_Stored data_
·····
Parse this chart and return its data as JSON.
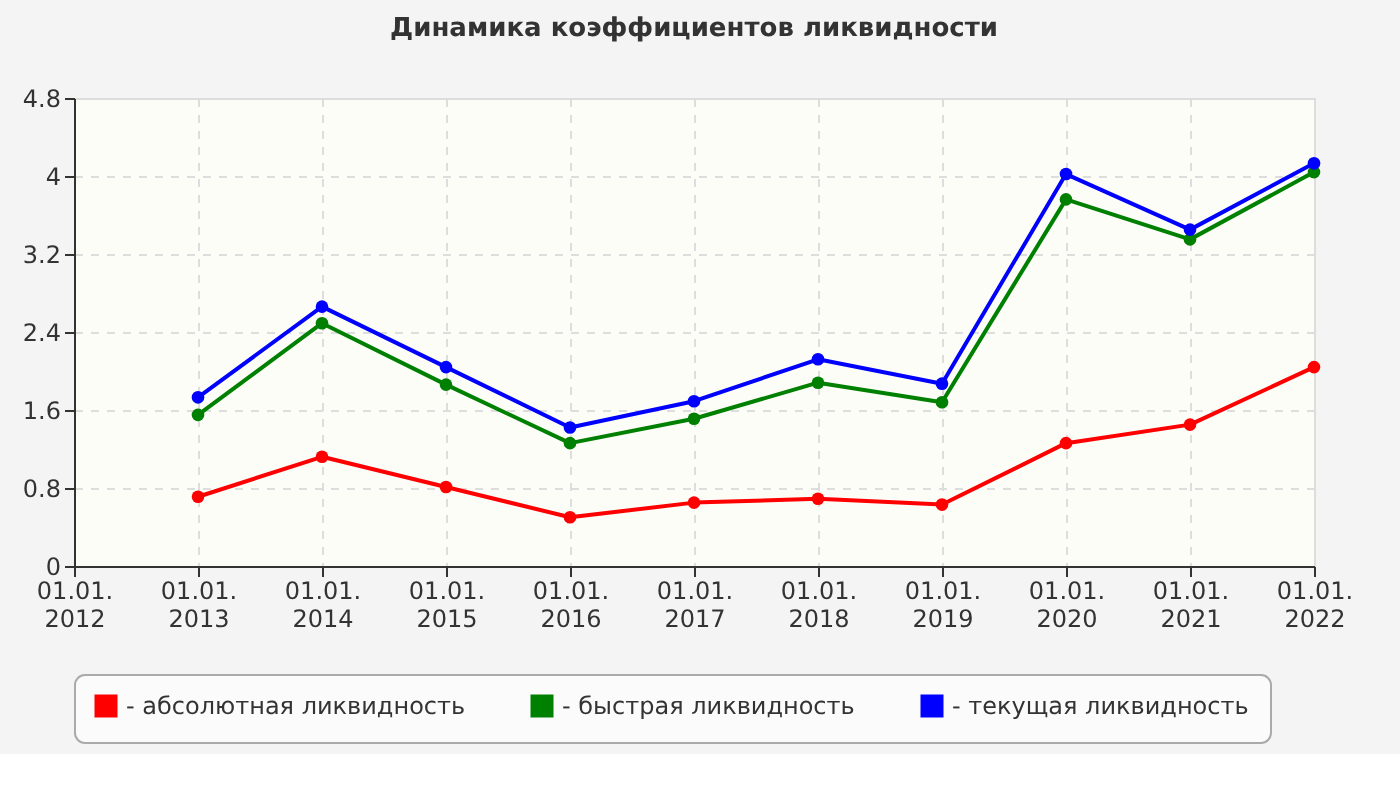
{
  "chart_data": {
    "type": "line",
    "title": "Динамика коэффициентов ликвидности",
    "categories": [
      "01.01. 2012",
      "01.01. 2013",
      "01.01. 2014",
      "01.01. 2015",
      "01.01. 2016",
      "01.01. 2017",
      "01.01. 2018",
      "01.01. 2019",
      "01.01. 2020",
      "01.01. 2021",
      "01.01. 2022"
    ],
    "series": [
      {
        "name": "- абсолютная ликвидность",
        "color": "#ff0000",
        "values": [
          null,
          0.71,
          1.12,
          0.81,
          0.5,
          0.65,
          0.69,
          0.63,
          1.26,
          1.45,
          2.04
        ]
      },
      {
        "name": "- быстрая ликвидность",
        "color": "#008000",
        "values": [
          null,
          1.55,
          2.49,
          1.86,
          1.26,
          1.51,
          1.88,
          1.68,
          3.76,
          3.35,
          4.04
        ]
      },
      {
        "name": "- текущая ликвидность",
        "color": "#0000ff",
        "values": [
          null,
          1.73,
          2.66,
          2.04,
          1.42,
          1.69,
          2.12,
          1.87,
          4.02,
          3.45,
          4.13
        ]
      }
    ],
    "ylim": [
      0,
      4.8
    ],
    "yticks": [
      0,
      0.8,
      1.6,
      2.4,
      3.2,
      4,
      4.8
    ],
    "grid": true,
    "legend": "bottom",
    "marker": "circle",
    "line_style": "solid"
  }
}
·····
_EXERCISE_
Say how many lines have the string "color" in them, offering no words beyond the number.

_RESPONSE_
3